--- START INFORMATION SUPPLIED ---

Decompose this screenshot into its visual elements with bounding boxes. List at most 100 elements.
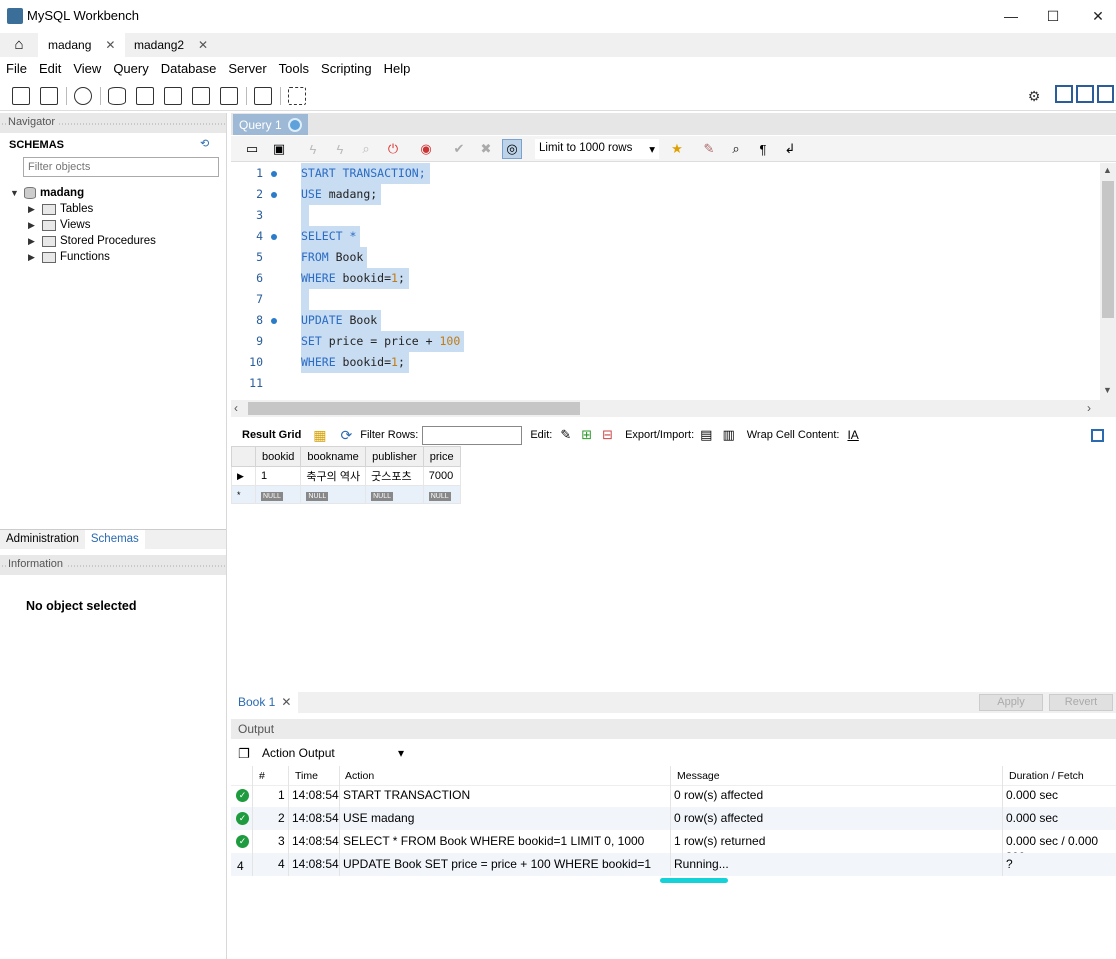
- execute-current-icon[interactable]: ϟ: [330, 139, 350, 159]
- create-table-icon[interactable]: [134, 85, 156, 107]
- cell-publisher[interactable]: 굿스포츠: [365, 466, 424, 486]
- scroll-right-icon[interactable]: ›: [1087, 401, 1091, 415]
- collapse-arrow-icon[interactable]: ▶: [28, 252, 38, 263]
- home-icon[interactable]: ⌂: [6, 36, 32, 54]
- close-icon[interactable]: ✕: [281, 695, 291, 710]
- null-cell[interactable]: NULL: [365, 485, 424, 504]
- editor-vertical-scrollbar[interactable]: ▲ ▼: [1100, 163, 1116, 400]
- collapse-arrow-icon[interactable]: ▶: [28, 236, 38, 247]
- null-cell[interactable]: NULL: [300, 485, 367, 504]
- menu-database[interactable]: Database: [155, 61, 223, 76]
- menu-server[interactable]: Server: [222, 61, 272, 76]
- cell-bookname[interactable]: 축구의 역사: [300, 466, 367, 486]
- limit-rows-select[interactable]: Limit to 1000 rows ▾: [535, 139, 659, 159]
- open-folder-icon[interactable]: ▭: [242, 139, 262, 159]
- connection-tab-madang2[interactable]: madang2 ✕: [124, 33, 218, 57]
- menu-file[interactable]: File: [0, 61, 33, 76]
- column-header-bookid[interactable]: bookid: [254, 446, 302, 467]
- filter-objects-input[interactable]: [23, 157, 219, 177]
- schema-item-madang[interactable]: ▼ madang: [10, 185, 226, 201]
- export-icon[interactable]: ▤: [700, 427, 712, 443]
- tab-query-1[interactable]: Query 1: [233, 114, 308, 135]
- wrap-toggle-icon[interactable]: IA: [847, 428, 858, 442]
- table-row[interactable]: ✓ 1 14:08:54 START TRANSACTION 0 row(s) …: [231, 784, 1116, 807]
- apply-button[interactable]: Apply: [979, 694, 1043, 711]
- add-row-icon[interactable]: ⊞: [581, 427, 592, 443]
- close-icon[interactable]: ✕: [198, 38, 208, 52]
- create-procedure-icon[interactable]: [190, 85, 212, 107]
- open-sql-script-icon[interactable]: [38, 85, 60, 107]
- find-replace-icon[interactable]: ⌕: [726, 139, 746, 159]
- delete-row-icon[interactable]: ⊟: [602, 427, 613, 443]
- menu-edit[interactable]: Edit: [33, 61, 67, 76]
- autocommit-toggle-icon[interactable]: ◎: [502, 139, 522, 159]
- stop-icon[interactable]: ⏻: [383, 139, 403, 159]
- create-view-icon[interactable]: [162, 85, 184, 107]
- toggle-sidebar-icon[interactable]: [1055, 85, 1073, 103]
- close-window-button[interactable]: ✕: [1088, 6, 1108, 26]
- expand-arrow-icon[interactable]: ▼: [10, 188, 20, 198]
- column-header-publisher[interactable]: publisher: [365, 446, 424, 467]
- cell-bookid[interactable]: 1: [254, 466, 302, 486]
- menu-tools[interactable]: Tools: [273, 61, 315, 76]
- inspector-icon[interactable]: [72, 85, 94, 107]
- null-cell[interactable]: NULL: [254, 485, 302, 504]
- close-icon[interactable]: ✕: [105, 38, 115, 52]
- collapse-arrow-icon[interactable]: ▶: [28, 220, 38, 231]
- tab-administration[interactable]: Administration: [0, 530, 85, 549]
- create-schema-icon[interactable]: [106, 85, 128, 107]
- new-row[interactable]: * NULL NULL NULL NULL: [231, 485, 461, 504]
- import-icon[interactable]: ▥: [722, 427, 734, 443]
- settings-gear-icon[interactable]: ⚙: [1023, 85, 1045, 107]
- toggle-output-icon[interactable]: [1076, 85, 1094, 103]
- maximize-button[interactable]: ☐: [1043, 6, 1063, 26]
- reconnect-icon[interactable]: [286, 85, 308, 107]
- null-cell[interactable]: NULL: [422, 485, 461, 504]
- new-sql-tab-icon[interactable]: [10, 85, 32, 107]
- toggle-secondary-sidebar-icon[interactable]: [1097, 85, 1114, 103]
- column-header-bookname[interactable]: bookname: [300, 446, 367, 467]
- copy-output-icon[interactable]: ❐: [238, 746, 250, 762]
- revert-button[interactable]: Revert: [1049, 694, 1113, 711]
- execute-lightning-icon[interactable]: ϟ: [303, 139, 323, 159]
- output-type-select[interactable]: Action Output ▾: [258, 744, 408, 763]
- tree-item-views[interactable]: ▶ Views: [10, 217, 226, 233]
- menu-help[interactable]: Help: [378, 61, 417, 76]
- table-row[interactable]: ✓ 2 14:08:54 USE madang 0 row(s) affecte…: [231, 807, 1116, 830]
- sql-editor[interactable]: 1 2 3 4 5 6 7 8 9 10 11 START TRANSACTIO…: [231, 163, 1100, 400]
- tab-book-1[interactable]: Book 1 ✕: [231, 692, 299, 713]
- word-wrap-icon[interactable]: ↲: [780, 139, 800, 159]
- tab-schemas[interactable]: Schemas: [84, 530, 145, 549]
- beautify-brush-icon[interactable]: ✎: [699, 139, 719, 159]
- add-snippet-star-icon[interactable]: ★: [667, 139, 687, 159]
- scroll-down-icon[interactable]: ▼: [1103, 385, 1112, 395]
- save-icon[interactable]: ▣: [269, 139, 289, 159]
- create-function-icon[interactable]: [218, 85, 240, 107]
- connection-tab-madang[interactable]: madang ✕: [38, 33, 126, 57]
- cell-price[interactable]: 7000: [422, 466, 461, 486]
- tree-item-functions[interactable]: ▶ Functions: [10, 249, 226, 265]
- result-panel-toggle-icon[interactable]: [1091, 428, 1104, 442]
- grid-view-icon[interactable]: ▦: [313, 427, 326, 444]
- commit-icon[interactable]: ✔: [449, 139, 469, 159]
- refresh-icon[interactable]: ⟲: [200, 137, 209, 150]
- minimize-button[interactable]: —: [1001, 6, 1021, 26]
- toggle-error-icon[interactable]: ◉: [416, 139, 436, 159]
- table-row[interactable]: ✓ 3 14:08:54 SELECT * FROM Book WHERE bo…: [231, 830, 1116, 862]
- table-row[interactable]: 4 4 14:08:54 UPDATE Book SET price = pri…: [231, 853, 1116, 876]
- menu-scripting[interactable]: Scripting: [315, 61, 378, 76]
- scrollbar-thumb[interactable]: [248, 402, 580, 415]
- edit-row-icon[interactable]: ✎: [560, 427, 571, 443]
- refresh-icon[interactable]: ⟳: [341, 427, 353, 444]
- editor-horizontal-scrollbar[interactable]: ‹ ›: [231, 400, 1116, 417]
- scrollbar-thumb[interactable]: [1102, 181, 1114, 318]
- menu-view[interactable]: View: [67, 61, 107, 76]
- query-tab-close-icon[interactable]: [287, 117, 302, 132]
- explain-magnifier-icon[interactable]: ⌕: [356, 139, 376, 159]
- collapse-arrow-icon[interactable]: ▶: [28, 204, 38, 215]
- search-table-data-icon[interactable]: [252, 85, 274, 107]
- scroll-up-icon[interactable]: ▲: [1103, 165, 1112, 175]
- menu-query[interactable]: Query: [107, 61, 154, 76]
- column-header-price[interactable]: price: [422, 446, 461, 467]
- scroll-left-icon[interactable]: ‹: [234, 401, 238, 415]
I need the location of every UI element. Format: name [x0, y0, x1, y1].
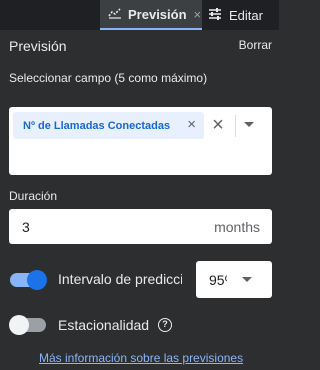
chip-remove-icon[interactable]: × — [187, 116, 196, 133]
forecast-icon — [108, 7, 122, 22]
tab-forecast[interactable]: Previsión × — [100, 0, 202, 30]
clear-selection-icon[interactable]: × — [207, 113, 229, 137]
field-select-label: Seleccionar campo (5 como máximo) — [9, 71, 208, 85]
seasonality-label: Estacionalidad — [58, 317, 150, 333]
learn-more-link[interactable]: Más información sobre las previsiones — [39, 351, 243, 365]
close-icon[interactable]: × — [194, 7, 202, 22]
duration-input[interactable]: 3 months — [9, 209, 272, 244]
selected-field-chip[interactable]: Nº de Llamadas Conectadas × — [13, 112, 204, 139]
field-select[interactable]: Nº de Llamadas Conectadas × × — [9, 107, 272, 175]
tab-forecast-label: Previsión — [128, 6, 187, 22]
prediction-interval-select[interactable]: 95% — [196, 261, 272, 298]
panel-title: Previsión — [9, 38, 67, 54]
prediction-interval-label: Intervalo de predicción — [58, 271, 182, 287]
toggle-knob — [27, 270, 47, 290]
help-icon[interactable]: ? — [158, 318, 172, 332]
divider — [235, 115, 236, 137]
tab-edit-label: Editar — [229, 7, 263, 23]
prediction-interval-toggle[interactable] — [10, 270, 47, 290]
clear-button[interactable]: Borrar — [239, 38, 272, 52]
duration-unit: months — [214, 219, 260, 235]
seasonality-toggle[interactable] — [9, 315, 46, 335]
tab-edit[interactable]: Editar — [208, 0, 279, 30]
tab-bar: Previsión × Editar — [0, 0, 279, 30]
chevron-down-icon[interactable] — [244, 122, 254, 127]
interval-value: 95% — [209, 272, 227, 288]
duration-value: 3 — [22, 219, 30, 235]
duration-label: Duración — [9, 189, 58, 203]
toggle-knob — [9, 315, 29, 335]
sliders-icon — [208, 7, 222, 23]
chevron-down-icon — [242, 277, 252, 282]
chip-label: Nº de Llamadas Conectadas — [23, 119, 171, 132]
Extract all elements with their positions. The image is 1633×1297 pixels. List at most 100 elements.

--- END INFORMATION SUPPLIED ---

# [STATED EXERCISE]
Print, unchanged, the lines that start with the line containing "- execute-current-icon[interactable]: ϟ: [330, 139, 350, 159]" and end with the line containing "- close-window-button[interactable]: ✕: [1088, 6, 1108, 26]".

# [RESULT FOR THIS TASK]
- execute-current-icon[interactable]: ϟ: [330, 139, 350, 159]
- create-table-icon[interactable]: [134, 85, 156, 107]
- cell-publisher[interactable]: 굿스포츠: [365, 466, 424, 486]
- scroll-right-icon[interactable]: ›: [1087, 401, 1091, 415]
- collapse-arrow-icon[interactable]: ▶: [28, 252, 38, 263]
- home-icon[interactable]: ⌂: [6, 36, 32, 54]
- close-icon[interactable]: ✕: [281, 695, 291, 710]
- null-cell[interactable]: NULL: [365, 485, 424, 504]
- editor-vertical-scrollbar[interactable]: ▲ ▼: [1100, 163, 1116, 400]
- collapse-arrow-icon[interactable]: ▶: [28, 236, 38, 247]
- null-cell[interactable]: NULL: [300, 485, 367, 504]
- menu-database[interactable]: Database: [155, 61, 223, 76]
- menu-server[interactable]: Server: [222, 61, 272, 76]
- cell-bookname[interactable]: 축구의 역사: [300, 466, 367, 486]
- limit-rows-select[interactable]: Limit to 1000 rows ▾: [535, 139, 659, 159]
- open-folder-icon[interactable]: ▭: [242, 139, 262, 159]
- connection-tab-madang2[interactable]: madang2 ✕: [124, 33, 218, 57]
- menu-file[interactable]: File: [0, 61, 33, 76]
- column-header-bookid[interactable]: bookid: [254, 446, 302, 467]
- filter-objects-input[interactable]: [23, 157, 219, 177]
- schema-item-madang[interactable]: ▼ madang: [10, 185, 226, 201]
- export-icon[interactable]: ▤: [700, 427, 712, 443]
- tab-query-1[interactable]: Query 1: [233, 114, 308, 135]
- wrap-toggle-icon[interactable]: IA: [847, 428, 858, 442]
- table-row[interactable]: ✓ 1 14:08:54 START TRANSACTION 0 row(s) …: [231, 784, 1116, 807]
- apply-button[interactable]: Apply: [979, 694, 1043, 711]
- add-row-icon[interactable]: ⊞: [581, 427, 592, 443]
- close-icon[interactable]: ✕: [198, 38, 208, 52]
- create-procedure-icon[interactable]: [190, 85, 212, 107]
- open-sql-script-icon[interactable]: [38, 85, 60, 107]
- find-replace-icon[interactable]: ⌕: [726, 139, 746, 159]
- delete-row-icon[interactable]: ⊟: [602, 427, 613, 443]
- menu-edit[interactable]: Edit: [33, 61, 67, 76]
- autocommit-toggle-icon[interactable]: ◎: [502, 139, 522, 159]
- stop-icon[interactable]: ⏻: [383, 139, 403, 159]
- create-view-icon[interactable]: [162, 85, 184, 107]
- toggle-sidebar-icon[interactable]: [1055, 85, 1073, 103]
- close-window-button[interactable]: ✕: [1088, 6, 1108, 26]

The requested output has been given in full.